* **MATERIAL PROVIDED**
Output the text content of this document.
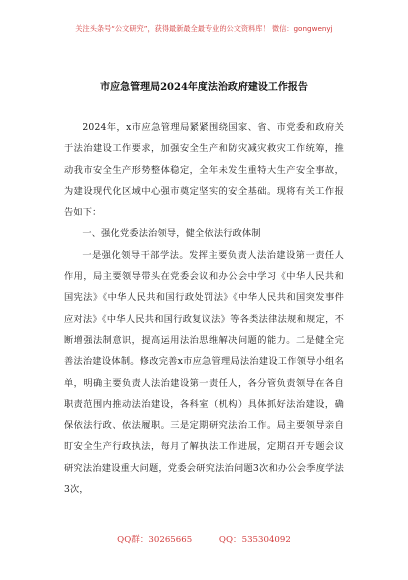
关注头条号“公文研究”，获得最新最全最专业的公文资料库！ 微信：gongwenyj
市应急管理局2024年度法治政府建设工作报告

2024年，x市应急管理局紧紧围绕国家、省、市党委和政府关于法治建设工作要求，加强安全生产和防灾减灾救灾工作统筹，推动我市安全生产形势整体稳定，全年未发生重特大生产安全事故，为建设现代化区域中心强市奠定坚实的安全基础。现将有关工作报告如下：

一、强化党委法治领导，健全依法行政体制

一是强化领导干部学法。发挥主要负责人法治建设第一责任人作用，局主要领导带头在党委会议和办公会中学习《中华人民共和国宪法》《中华人民共和国行政处罚法》《中华人民共和国突发事件应对法》《中华人民共和国行政复议法》等各类法律法规和规定，不断增强法制意识，提高运用法治思维解决问题的能力。二是健全完善法治建设体制。修改完善x市应急管理局法治建设工作领导小组名单，明确主要负责人法治建设第一责任人，各分管负责领导在各自职责范围内推动法治建设，各科室（机构）具体抓好法治建设，确保依法行政、依法履职。三是定期研究法治工作。局主要领导亲自盯安全生产行政执法，每月了解执法工作进展，定期召开专题会议研究法治建设重大问题，党委会研究法治问题3次和办公会季度学法3次，

QQ群：30265665	QQ：535304092
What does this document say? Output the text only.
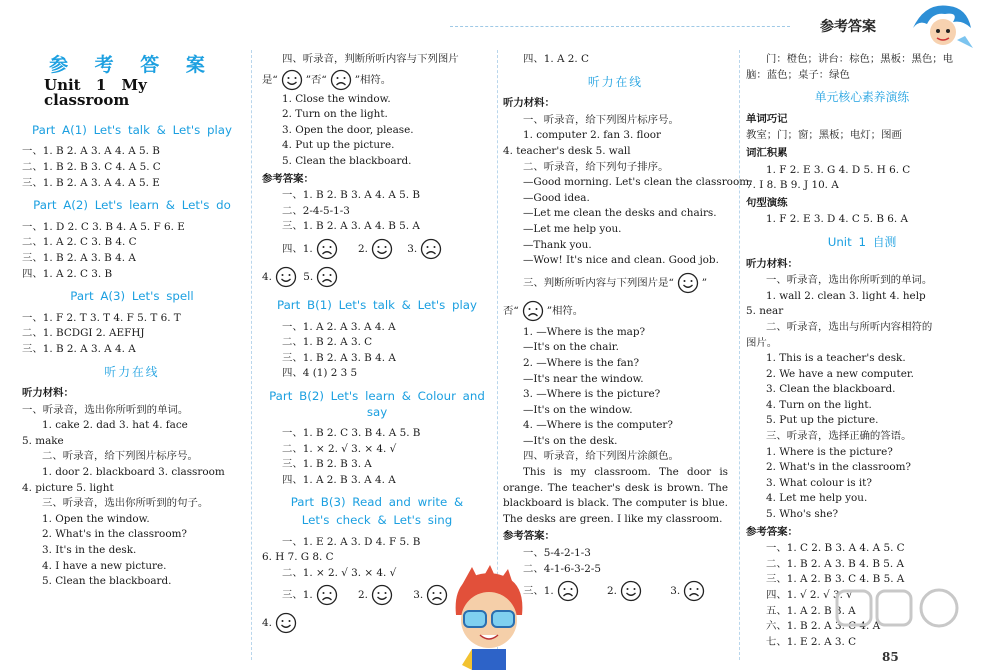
参考答案
参 考 答 案
Unit 1 My classroom
Part A(1) Let's talk & Let's play
一、1. B 2. A 3. A 4. A 5. B
二、1. B 2. B 3. C 4. A 5. C
三、1. B 2. A 3. A 4. A 5. E
Part A(2) Let's learn & Let's do
一、1. D 2. C 3. B 4. A 5. F 6. E
二、1. A 2. C 3. B 4. C
三、1. B 2. A 3. B 4. A
四、1. A 2. C 3. B
Part A(3) Let's spell
一、1. F 2. T 3. T 4. F 5. T 6. T
二、1. BCDGI 2. AEFHJ
三、1. B 2. A 3. A 4. A
听力在线
听力材料：
一、听录音，选出你所听到的单词。
1. cake 2. dad 3. hat 4. face
5. make
二、听录音，给下列图片标序号。
1. door 2. blackboard 3. classroom
4. picture 5. light
三、听录音，选出你所听到的句子。
1. Open the window.
2. What's in the classroom?
3. It's in the desk.
4. I have a new picture.
5. Clean the blackboard.
四、听录音，判断所听内容与下列图片
是“	”否“	”相符。
1. Close the window.
2. Turn on the light.
3. Open the door, please.
4. Put up the picture.
5. Clean the blackboard.
参考答案：
一、1. B 2. B 3. A 4. A 5. B
二、2-4-5-1-3
三、1. B 2. A 3. A 4. B 5. A
四、1.	2.	3.
4.	5.
Part B(1) Let's talk & Let's play
一、1. A 2. A 3. A 4. A
二、1. B 2. A 3. C
三、1. B 2. A 3. B 4. A
四、4 (1) 2 3 5
Part B(2) Let's learn & Colour and say
一、1. B 2. C 3. B 4. A 5. B
二、1. × 2. √ 3. × 4. √
三、1. B 2. B 3. A
四、1. A 2. B 3. A 4. A
Part B(3) Read and write &
Let's check & Let's sing
一、1. E 2. A 3. D 4. F 5. B
6. H 7. G 8. C
二、1. × 2. √ 3. × 4. √
三、1.	2.	3.
4.
四、1. A 2. C
听力在线
听力材料：
一、听录音，给下列图片标序号。
1. computer 2. fan 3. floor
4. teacher's desk 5. wall
二、听录音，给下列句子排序。
—Good morning. Let's clean the classroom.
—Good idea.
—Let me clean the desks and chairs.
—Let me help you.
—Thank you.
—Wow! It's nice and clean. Good job.
三、判断所听内容与下列图片是“	”
否“	”相符。
1. —Where is the map?
—It's on the chair.
2. —Where is the fan?
—It's near the window.
3. —Where is the picture?
—It's on the window.
4. —Where is the computer?
—It's on the desk.
四、听录音，给下列图片涂颜色。
This is my classroom. The door is orange. The teacher's desk is brown. The blackboard is black. The computer is blue. The desks are green. I like my classroom.
参考答案：
一、5-4-2-1-3
二、4-1-6-3-2-5
三、1.	2.	3.
门：橙色；讲台：棕色；黑板：黑色；电
脑：蓝色；桌子：绿色
单元核心素养演练
单词巧记
教室；门；窗；黑板；电灯；图画
词汇积累
1. F 2. E 3. G 4. D 5. H 6. C
7. I 8. B 9. J 10. A
句型演练
1. F 2. E 3. D 4. C 5. B 6. A
Unit 1 自测
听力材料：
一、听录音，选出你所听到的单词。
1. wall 2. clean 3. light 4. help
5. near
二、听录音，选出与所听内容相符的
图片。
1. This is a teacher's desk.
2. We have a new computer.
3. Clean the blackboard.
4. Turn on the light.
5. Put up the picture.
三、听录音，选择正确的答语。
1. Where is the picture?
2. What's in the classroom?
3. What colour is it?
4. Let me help you.
5. Who's she?
参考答案：
一、1. C 2. B 3. A 4. A 5. C
二、1. B 2. A 3. B 4. B 5. A
三、1. A 2. B 3. C 4. B 5. A
四、1. √ 2. √ 3. √
五、1. A 2. B 3. A
六、1. B 2. A 3. C 4. A
七、1. E 2. A 3. C
85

* **YOUR OBJECTIVE**
Write out the full listing verbatim, excluding its pictures.

* **TASK ANSWER**
Output the text content of this document.
关注头条号“公文研究”，获得最新最全最专业的公文资料库！ 微信：gongwenyj
市应急管理局2024年度法治政府建设工作报告

2024年，x市应急管理局紧紧围绕国家、省、市党委和政府关于法治建设工作要求，加强安全生产和防灾减灾救灾工作统筹，推动我市安全生产形势整体稳定，全年未发生重特大生产安全事故，为建设现代化区域中心强市奠定坚实的安全基础。现将有关工作报告如下：

一、强化党委法治领导，健全依法行政体制

一是强化领导干部学法。发挥主要负责人法治建设第一责任人作用，局主要领导带头在党委会议和办公会中学习《中华人民共和国宪法》《中华人民共和国行政处罚法》《中华人民共和国突发事件应对法》《中华人民共和国行政复议法》等各类法律法规和规定，不断增强法制意识，提高运用法治思维解决问题的能力。二是健全完善法治建设体制。修改完善x市应急管理局法治建设工作领导小组名单，明确主要负责人法治建设第一责任人，各分管负责领导在各自职责范围内推动法治建设，各科室（机构）具体抓好法治建设，确保依法行政、依法履职。三是定期研究法治工作。局主要领导亲自盯安全生产行政执法，每月了解执法工作进展，定期召开专题会议研究法治建设重大问题，党委会研究法治问题3次和办公会季度学法3次，

QQ群：30265665	QQ：535304092
What does this document say? Output the text only.
参考答案
参 考 答 案
Unit 1 My classroom
Part A(1) Let's talk & Let's play
一、1. B 2. A 3. A 4. A 5. B
二、1. B 2. B 3. C 4. A 5. C
三、1. B 2. A 3. A 4. A 5. E
Part A(2) Let's learn & Let's do
一、1. D 2. C 3. B 4. A 5. F 6. E
二、1. A 2. C 3. B 4. C
三、1. B 2. A 3. B 4. A
四、1. A 2. C 3. B
Part A(3) Let's spell
一、1. F 2. T 3. T 4. F 5. T 6. T
二、1. BCDGI 2. AEFHJ
三、1. B 2. A 3. A 4. A
听力在线
听力材料：
一、听录音，选出你所听到的单词。
1. cake 2. dad 3. hat 4. face
5. make
二、听录音，给下列图片标序号。
1. door 2. blackboard 3. classroom
4. picture 5. light
三、听录音，选出你所听到的句子。
1. Open the window.
2. What's in the classroom?
3. It's in the desk.
4. I have a new picture.
5. Clean the blackboard.
四、听录音，判断所听内容与下列图片
是“	”否“	”相符。
1. Close the window.
2. Turn on the light.
3. Open the door, please.
4. Put up the picture.
5. Clean the blackboard.
参考答案：
一、1. B 2. B 3. A 4. A 5. B
二、2-4-5-1-3
三、1. B 2. A 3. A 4. B 5. A
四、1.	2.	3.
4.	5.
Part B(1) Let's talk & Let's play
一、1. A 2. A 3. A 4. A
二、1. B 2. A 3. C
三、1. B 2. A 3. B 4. A
四、4 (1) 2 3 5
Part B(2) Let's learn & Colour and say
一、1. B 2. C 3. B 4. A 5. B
二、1. × 2. √ 3. × 4. √
三、1. B 2. B 3. A
四、1. A 2. B 3. A 4. A
Part B(3) Read and write &
Let's check & Let's sing
一、1. E 2. A 3. D 4. F 5. B
6. H 7. G 8. C
二、1. × 2. √ 3. × 4. √
三、1.	2.	3.
4.
四、1. A 2. C
听力在线
听力材料：
一、听录音，给下列图片标序号。
1. computer 2. fan 3. floor
4. teacher's desk 5. wall
二、听录音，给下列句子排序。
—Good morning. Let's clean the classroom.
—Good idea.
—Let me clean the desks and chairs.
—Let me help you.
—Thank you.
—Wow! It's nice and clean. Good job.
三、判断所听内容与下列图片是“	”
否“	”相符。
1. —Where is the map?
—It's on the chair.
2. —Where is the fan?
—It's near the window.
3. —Where is the picture?
—It's on the window.
4. —Where is the computer?
—It's on the desk.
四、听录音，给下列图片涂颜色。
This is my classroom. The door is orange. The teacher's desk is brown. The blackboard is black. The computer is blue. The desks are green. I like my classroom.
参考答案：
一、5-4-2-1-3
二、4-1-6-3-2-5
三、1.	2.	3.
门：橙色；讲台：棕色；黑板：黑色；电
脑：蓝色；桌子：绿色
单元核心素养演练
单词巧记
教室；门；窗；黑板；电灯；图画
词汇积累
1. F 2. E 3. G 4. D 5. H 6. C
7. I 8. B 9. J 10. A
句型演练
1. F 2. E 3. D 4. C 5. B 6. A
Unit 1 自测
听力材料：
一、听录音，选出你所听到的单词。
1. wall 2. clean 3. light 4. help
5. near
二、听录音，选出与所听内容相符的
图片。
1. This is a teacher's desk.
2. We have a new computer.
3. Clean the blackboard.
4. Turn on the light.
5. Put up the picture.
三、听录音，选择正确的答语。
1. Where is the picture?
2. What's in the classroom?
3. What colour is it?
4. Let me help you.
5. Who's she?
参考答案：
一、1. C 2. B 3. A 4. A 5. C
二、1. B 2. A 3. B 4. B 5. A
三、1. A 2. B 3. C 4. B 5. A
四、1. √ 2. √ 3. √
五、1. A 2. B 3. A
六、1. B 2. A 3. C 4. A
七、1. E 2. A 3. C
85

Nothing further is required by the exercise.